Material provided -
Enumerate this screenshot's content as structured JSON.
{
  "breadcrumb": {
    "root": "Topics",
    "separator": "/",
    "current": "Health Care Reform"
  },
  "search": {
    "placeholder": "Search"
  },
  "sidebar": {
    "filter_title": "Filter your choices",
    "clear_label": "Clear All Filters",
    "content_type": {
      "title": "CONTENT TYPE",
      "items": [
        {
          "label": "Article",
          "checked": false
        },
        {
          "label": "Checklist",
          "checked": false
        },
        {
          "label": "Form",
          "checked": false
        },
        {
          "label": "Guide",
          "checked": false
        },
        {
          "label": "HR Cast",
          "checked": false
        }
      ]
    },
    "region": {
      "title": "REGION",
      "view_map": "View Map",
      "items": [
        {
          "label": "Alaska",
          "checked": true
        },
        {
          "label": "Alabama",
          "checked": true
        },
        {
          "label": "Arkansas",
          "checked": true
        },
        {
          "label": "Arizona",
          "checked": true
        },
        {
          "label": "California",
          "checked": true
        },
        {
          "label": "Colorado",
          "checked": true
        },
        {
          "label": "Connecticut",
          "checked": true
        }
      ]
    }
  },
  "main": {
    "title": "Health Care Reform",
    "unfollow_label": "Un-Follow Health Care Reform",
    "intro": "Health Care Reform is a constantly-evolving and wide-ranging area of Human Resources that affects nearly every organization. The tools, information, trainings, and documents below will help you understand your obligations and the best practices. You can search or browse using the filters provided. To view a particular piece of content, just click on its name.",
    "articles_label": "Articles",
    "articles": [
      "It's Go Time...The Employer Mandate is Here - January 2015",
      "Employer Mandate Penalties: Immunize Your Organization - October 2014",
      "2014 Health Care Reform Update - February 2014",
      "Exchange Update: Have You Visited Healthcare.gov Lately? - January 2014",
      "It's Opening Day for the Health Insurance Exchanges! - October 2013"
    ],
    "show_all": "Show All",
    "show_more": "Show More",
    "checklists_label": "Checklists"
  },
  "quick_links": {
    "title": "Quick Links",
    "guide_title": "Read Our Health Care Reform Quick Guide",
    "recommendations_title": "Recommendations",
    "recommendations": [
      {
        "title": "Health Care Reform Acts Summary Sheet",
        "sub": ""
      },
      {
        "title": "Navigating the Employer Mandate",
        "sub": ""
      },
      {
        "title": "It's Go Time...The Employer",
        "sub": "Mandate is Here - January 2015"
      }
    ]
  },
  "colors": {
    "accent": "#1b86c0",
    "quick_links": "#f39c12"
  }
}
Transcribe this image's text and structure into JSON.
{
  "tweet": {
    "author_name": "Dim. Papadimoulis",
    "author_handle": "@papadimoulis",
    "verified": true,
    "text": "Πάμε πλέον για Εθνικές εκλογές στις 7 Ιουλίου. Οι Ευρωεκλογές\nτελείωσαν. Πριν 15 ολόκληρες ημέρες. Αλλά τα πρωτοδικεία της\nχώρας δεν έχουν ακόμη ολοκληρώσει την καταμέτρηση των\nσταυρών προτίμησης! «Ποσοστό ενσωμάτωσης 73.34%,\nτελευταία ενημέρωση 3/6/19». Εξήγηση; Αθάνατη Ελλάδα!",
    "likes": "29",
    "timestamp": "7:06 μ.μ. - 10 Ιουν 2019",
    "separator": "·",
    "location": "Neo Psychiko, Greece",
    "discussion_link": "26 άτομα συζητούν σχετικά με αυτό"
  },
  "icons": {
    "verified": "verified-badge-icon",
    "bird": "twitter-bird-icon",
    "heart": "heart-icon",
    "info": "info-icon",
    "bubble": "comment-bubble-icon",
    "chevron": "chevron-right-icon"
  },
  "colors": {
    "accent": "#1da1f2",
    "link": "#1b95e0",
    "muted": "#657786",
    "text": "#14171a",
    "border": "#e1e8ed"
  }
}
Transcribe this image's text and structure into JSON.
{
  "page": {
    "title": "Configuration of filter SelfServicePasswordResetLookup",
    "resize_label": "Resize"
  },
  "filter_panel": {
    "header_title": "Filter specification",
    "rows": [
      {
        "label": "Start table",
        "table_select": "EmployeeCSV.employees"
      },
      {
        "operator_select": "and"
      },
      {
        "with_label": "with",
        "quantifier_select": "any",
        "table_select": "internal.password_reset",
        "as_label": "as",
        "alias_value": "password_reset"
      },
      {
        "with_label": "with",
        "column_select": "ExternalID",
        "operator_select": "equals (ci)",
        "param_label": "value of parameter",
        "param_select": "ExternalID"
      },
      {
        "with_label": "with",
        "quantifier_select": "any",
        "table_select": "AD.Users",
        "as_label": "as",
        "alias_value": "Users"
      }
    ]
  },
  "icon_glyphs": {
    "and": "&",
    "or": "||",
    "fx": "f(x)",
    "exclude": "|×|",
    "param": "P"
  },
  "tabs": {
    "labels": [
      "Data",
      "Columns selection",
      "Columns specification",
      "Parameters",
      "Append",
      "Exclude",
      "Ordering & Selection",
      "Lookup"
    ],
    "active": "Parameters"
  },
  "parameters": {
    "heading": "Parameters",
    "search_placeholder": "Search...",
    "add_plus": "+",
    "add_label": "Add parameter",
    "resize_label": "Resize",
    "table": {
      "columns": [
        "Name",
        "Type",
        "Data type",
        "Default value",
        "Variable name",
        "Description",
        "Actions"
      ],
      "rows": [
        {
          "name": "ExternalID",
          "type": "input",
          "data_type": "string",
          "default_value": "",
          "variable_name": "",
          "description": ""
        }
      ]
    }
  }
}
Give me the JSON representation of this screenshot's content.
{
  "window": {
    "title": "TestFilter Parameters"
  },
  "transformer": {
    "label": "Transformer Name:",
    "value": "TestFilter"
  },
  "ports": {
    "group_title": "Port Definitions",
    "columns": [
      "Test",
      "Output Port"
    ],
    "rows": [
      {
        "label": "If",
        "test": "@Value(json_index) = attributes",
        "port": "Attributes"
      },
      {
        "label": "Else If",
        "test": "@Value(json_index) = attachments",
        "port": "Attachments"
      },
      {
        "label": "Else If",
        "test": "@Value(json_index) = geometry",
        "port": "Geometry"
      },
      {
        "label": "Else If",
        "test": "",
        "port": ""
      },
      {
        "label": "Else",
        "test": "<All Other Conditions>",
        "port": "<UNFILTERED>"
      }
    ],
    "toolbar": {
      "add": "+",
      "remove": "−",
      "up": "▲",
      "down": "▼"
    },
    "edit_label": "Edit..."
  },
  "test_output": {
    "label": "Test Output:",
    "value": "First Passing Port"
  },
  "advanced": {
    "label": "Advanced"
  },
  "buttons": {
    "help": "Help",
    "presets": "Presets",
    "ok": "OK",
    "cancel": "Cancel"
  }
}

Aim of the exercise - Quote every entry exactly.

Expected output -
Enumerate this screenshot's content as structured JSON.
{
  "breadcrumb": {
    "root": "Topics",
    "separator": "/",
    "current": "Health Care Reform"
  },
  "search": {
    "placeholder": "Search"
  },
  "sidebar": {
    "filter_title": "Filter your choices",
    "clear_label": "Clear All Filters",
    "content_type": {
      "title": "CONTENT TYPE",
      "items": [
        {
          "label": "Article",
          "checked": false
        },
        {
          "label": "Checklist",
          "checked": false
        },
        {
          "label": "Form",
          "checked": false
        },
        {
          "label": "Guide",
          "checked": false
        },
        {
          "label": "HR Cast",
          "checked": false
        }
      ]
    },
    "region": {
      "title": "REGION",
      "view_map": "View Map",
      "items": [
        {
          "label": "Alaska",
          "checked": true
        },
        {
          "label": "Alabama",
          "checked": true
        },
        {
          "label": "Arkansas",
          "checked": true
        },
        {
          "label": "Arizona",
          "checked": true
        },
        {
          "label": "California",
          "checked": true
        },
        {
          "label": "Colorado",
          "checked": true
        },
        {
          "label": "Connecticut",
          "checked": true
        }
      ]
    }
  },
  "main": {
    "title": "Health Care Reform",
    "unfollow_label": "Un-Follow Health Care Reform",
    "intro": "Health Care Reform is a constantly-evolving and wide-ranging area of Human Resources that affects nearly every organization. The tools, information, trainings, and documents below will help you understand your obligations and the best practices. You can search or browse using the filters provided. To view a particular piece of content, just click on its name.",
    "articles_label": "Articles",
    "articles": [
      "It's Go Time...The Employer Mandate is Here - January 2015",
      "Employer Mandate Penalties: Immunize Your Organization - October 2014",
      "2014 Health Care Reform Update - February 2014",
      "Exchange Update: Have You Visited Healthcare.gov Lately? - January 2014",
      "It's Opening Day for the Health Insurance Exchanges! - October 2013"
    ],
    "show_all": "Show All",
    "show_more": "Show More",
    "checklists_label": "Checklists"
  },
  "quick_links": {
    "title": "Quick Links",
    "guide_title": "Read Our Health Care Reform Quick Guide",
    "recommendations_title": "Recommendations",
    "recommendations": [
      {
        "title": "Health Care Reform Acts Summary Sheet",
        "sub": ""
      },
      {
        "title": "Navigating the Employer Mandate",
        "sub": ""
      },
      {
        "title": "It's Go Time...The Employer",
        "sub": "Mandate is Here - January 2015"
      }
    ]
  },
  "colors": {
    "accent": "#1b86c0",
    "quick_links": "#f39c12"
  }
}
Transcribe this image's text and structure into JSON.
{
  "tweet": {
    "author_name": "Dim. Papadimoulis",
    "author_handle": "@papadimoulis",
    "verified": true,
    "text": "Πάμε πλέον για Εθνικές εκλογές στις 7 Ιουλίου. Οι Ευρωεκλογές\nτελείωσαν. Πριν 15 ολόκληρες ημέρες. Αλλά τα πρωτοδικεία της\nχώρας δεν έχουν ακόμη ολοκληρώσει την καταμέτρηση των\nσταυρών προτίμησης! «Ποσοστό ενσωμάτωσης 73.34%,\nτελευταία ενημέρωση 3/6/19». Εξήγηση; Αθάνατη Ελλάδα!",
    "likes": "29",
    "timestamp": "7:06 μ.μ. - 10 Ιουν 2019",
    "separator": "·",
    "location": "Neo Psychiko, Greece",
    "discussion_link": "26 άτομα συζητούν σχετικά με αυτό"
  },
  "icons": {
    "verified": "verified-badge-icon",
    "bird": "twitter-bird-icon",
    "heart": "heart-icon",
    "info": "info-icon",
    "bubble": "comment-bubble-icon",
    "chevron": "chevron-right-icon"
  },
  "colors": {
    "accent": "#1da1f2",
    "link": "#1b95e0",
    "muted": "#657786",
    "text": "#14171a",
    "border": "#e1e8ed"
  }
}
Transcribe this image's text and structure into JSON.
{
  "page": {
    "title": "Configuration of filter SelfServicePasswordResetLookup",
    "resize_label": "Resize"
  },
  "filter_panel": {
    "header_title": "Filter specification",
    "rows": [
      {
        "label": "Start table",
        "table_select": "EmployeeCSV.employees"
      },
      {
        "operator_select": "and"
      },
      {
        "with_label": "with",
        "quantifier_select": "any",
        "table_select": "internal.password_reset",
        "as_label": "as",
        "alias_value": "password_reset"
      },
      {
        "with_label": "with",
        "column_select": "ExternalID",
        "operator_select": "equals (ci)",
        "param_label": "value of parameter",
        "param_select": "ExternalID"
      },
      {
        "with_label": "with",
        "quantifier_select": "any",
        "table_select": "AD.Users",
        "as_label": "as",
        "alias_value": "Users"
      }
    ]
  },
  "icon_glyphs": {
    "and": "&",
    "or": "||",
    "fx": "f(x)",
    "exclude": "|×|",
    "param": "P"
  },
  "tabs": {
    "labels": [
      "Data",
      "Columns selection",
      "Columns specification",
      "Parameters",
      "Append",
      "Exclude",
      "Ordering & Selection",
      "Lookup"
    ],
    "active": "Parameters"
  },
  "parameters": {
    "heading": "Parameters",
    "search_placeholder": "Search...",
    "add_plus": "+",
    "add_label": "Add parameter",
    "resize_label": "Resize",
    "table": {
      "columns": [
        "Name",
        "Type",
        "Data type",
        "Default value",
        "Variable name",
        "Description",
        "Actions"
      ],
      "rows": [
        {
          "name": "ExternalID",
          "type": "input",
          "data_type": "string",
          "default_value": "",
          "variable_name": "",
          "description": ""
        }
      ]
    }
  }
}
Give me the JSON representation of this screenshot's content.
{
  "window": {
    "title": "TestFilter Parameters"
  },
  "transformer": {
    "label": "Transformer Name:",
    "value": "TestFilter"
  },
  "ports": {
    "group_title": "Port Definitions",
    "columns": [
      "Test",
      "Output Port"
    ],
    "rows": [
      {
        "label": "If",
        "test": "@Value(json_index) = attributes",
        "port": "Attributes"
      },
      {
        "label": "Else If",
        "test": "@Value(json_index) = attachments",
        "port": "Attachments"
      },
      {
        "label": "Else If",
        "test": "@Value(json_index) = geometry",
        "port": "Geometry"
      },
      {
        "label": "Else If",
        "test": "",
        "port": ""
      },
      {
        "label": "Else",
        "test": "<All Other Conditions>",
        "port": "<UNFILTERED>"
      }
    ],
    "toolbar": {
      "add": "+",
      "remove": "−",
      "up": "▲",
      "down": "▼"
    },
    "edit_label": "Edit..."
  },
  "test_output": {
    "label": "Test Output:",
    "value": "First Passing Port"
  },
  "advanced": {
    "label": "Advanced"
  },
  "buttons": {
    "help": "Help",
    "presets": "Presets",
    "ok": "OK",
    "cancel": "Cancel"
  }
}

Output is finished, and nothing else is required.